Task to carry out: Copy out all of the material exactly.

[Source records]
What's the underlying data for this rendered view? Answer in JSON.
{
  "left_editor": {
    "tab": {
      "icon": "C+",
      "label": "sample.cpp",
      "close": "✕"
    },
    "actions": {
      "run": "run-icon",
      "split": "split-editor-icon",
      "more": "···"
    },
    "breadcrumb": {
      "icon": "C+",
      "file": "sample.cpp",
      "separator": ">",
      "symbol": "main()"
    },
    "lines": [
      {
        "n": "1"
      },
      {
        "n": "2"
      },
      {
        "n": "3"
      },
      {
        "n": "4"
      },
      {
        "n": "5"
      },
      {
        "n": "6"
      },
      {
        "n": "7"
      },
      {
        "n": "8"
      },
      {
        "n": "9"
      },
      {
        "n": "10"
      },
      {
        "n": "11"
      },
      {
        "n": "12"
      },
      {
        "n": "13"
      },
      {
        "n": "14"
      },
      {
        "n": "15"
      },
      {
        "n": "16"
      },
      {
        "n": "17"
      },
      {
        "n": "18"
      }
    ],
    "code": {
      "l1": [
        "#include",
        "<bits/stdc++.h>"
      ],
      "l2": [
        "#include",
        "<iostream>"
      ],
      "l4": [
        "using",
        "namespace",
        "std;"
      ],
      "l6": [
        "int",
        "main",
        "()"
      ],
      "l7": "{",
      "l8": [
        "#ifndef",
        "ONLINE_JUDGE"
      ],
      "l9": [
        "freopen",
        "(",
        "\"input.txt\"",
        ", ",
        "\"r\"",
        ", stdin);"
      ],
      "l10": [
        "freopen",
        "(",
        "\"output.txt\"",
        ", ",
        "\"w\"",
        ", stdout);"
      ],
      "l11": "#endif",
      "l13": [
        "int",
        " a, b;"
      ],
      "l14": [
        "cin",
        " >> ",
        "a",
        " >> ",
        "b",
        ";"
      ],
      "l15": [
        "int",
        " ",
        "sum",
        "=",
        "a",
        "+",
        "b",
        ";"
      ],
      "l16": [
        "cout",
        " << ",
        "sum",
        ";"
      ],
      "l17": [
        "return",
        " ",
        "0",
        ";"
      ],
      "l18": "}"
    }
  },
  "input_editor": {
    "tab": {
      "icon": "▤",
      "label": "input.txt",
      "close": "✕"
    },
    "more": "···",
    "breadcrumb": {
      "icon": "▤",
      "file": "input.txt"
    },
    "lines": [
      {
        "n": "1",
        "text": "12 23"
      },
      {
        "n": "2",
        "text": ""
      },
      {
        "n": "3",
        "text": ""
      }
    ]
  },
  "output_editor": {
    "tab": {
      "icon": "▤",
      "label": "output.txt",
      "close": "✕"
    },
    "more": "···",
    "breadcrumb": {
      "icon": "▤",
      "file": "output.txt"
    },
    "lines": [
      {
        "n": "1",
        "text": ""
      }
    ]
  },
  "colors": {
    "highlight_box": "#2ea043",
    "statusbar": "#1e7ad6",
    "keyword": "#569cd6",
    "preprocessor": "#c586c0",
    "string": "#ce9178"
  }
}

Written answer:
What's the underlying data for this rendered view? Answer in JSON.
{
  "left_editor": {
    "tab": {
      "icon": "C+",
      "label": "sample.cpp",
      "close": "✕"
    },
    "actions": {
      "run": "run-icon",
      "split": "split-editor-icon",
      "more": "···"
    },
    "breadcrumb": {
      "icon": "C+",
      "file": "sample.cpp",
      "separator": ">",
      "symbol": "main()"
    },
    "lines": [
      {
        "n": "1"
      },
      {
        "n": "2"
      },
      {
        "n": "3"
      },
      {
        "n": "4"
      },
      {
        "n": "5"
      },
      {
        "n": "6"
      },
      {
        "n": "7"
      },
      {
        "n": "8"
      },
      {
        "n": "9"
      },
      {
        "n": "10"
      },
      {
        "n": "11"
      },
      {
        "n": "12"
      },
      {
        "n": "13"
      },
      {
        "n": "14"
      },
      {
        "n": "15"
      },
      {
        "n": "16"
      },
      {
        "n": "17"
      },
      {
        "n": "18"
      }
    ],
    "code": {
      "l1": [
        "#include",
        "<bits/stdc++.h>"
      ],
      "l2": [
        "#include",
        "<iostream>"
      ],
      "l4": [
        "using",
        "namespace",
        "std;"
      ],
      "l6": [
        "int",
        "main",
        "()"
      ],
      "l7": "{",
      "l8": [
        "#ifndef",
        "ONLINE_JUDGE"
      ],
      "l9": [
        "freopen",
        "(",
        "\"input.txt\"",
        ", ",
        "\"r\"",
        ", stdin);"
      ],
      "l10": [
        "freopen",
        "(",
        "\"output.txt\"",
        ", ",
        "\"w\"",
        ", stdout);"
      ],
      "l11": "#endif",
      "l13": [
        "int",
        " a, b;"
      ],
      "l14": [
        "cin",
        " >> ",
        "a",
        " >> ",
        "b",
        ";"
      ],
      "l15": [
        "int",
        " ",
        "sum",
        "=",
        "a",
        "+",
        "b",
        ";"
      ],
      "l16": [
        "cout",
        " << ",
        "sum",
        ";"
      ],
      "l17": [
        "return",
        " ",
        "0",
        ";"
      ],
      "l18": "}"
    }
  },
  "input_editor": {
    "tab": {
      "icon": "▤",
      "label": "input.txt",
      "close": "✕"
    },
    "more": "···",
    "breadcrumb": {
      "icon": "▤",
      "file": "input.txt"
    },
    "lines": [
      {
        "n": "1",
        "text": "12 23"
      },
      {
        "n": "2",
        "text": ""
      },
      {
        "n": "3",
        "text": ""
      }
    ]
  },
  "output_editor": {
    "tab": {
      "icon": "▤",
      "label": "output.txt",
      "close": "✕"
    },
    "more": "···",
    "breadcrumb": {
      "icon": "▤",
      "file": "output.txt"
    },
    "lines": [
      {
        "n": "1",
        "text": ""
      }
    ]
  },
  "colors": {
    "highlight_box": "#2ea043",
    "statusbar": "#1e7ad6",
    "keyword": "#569cd6",
    "preprocessor": "#c586c0",
    "string": "#ce9178"
  }
}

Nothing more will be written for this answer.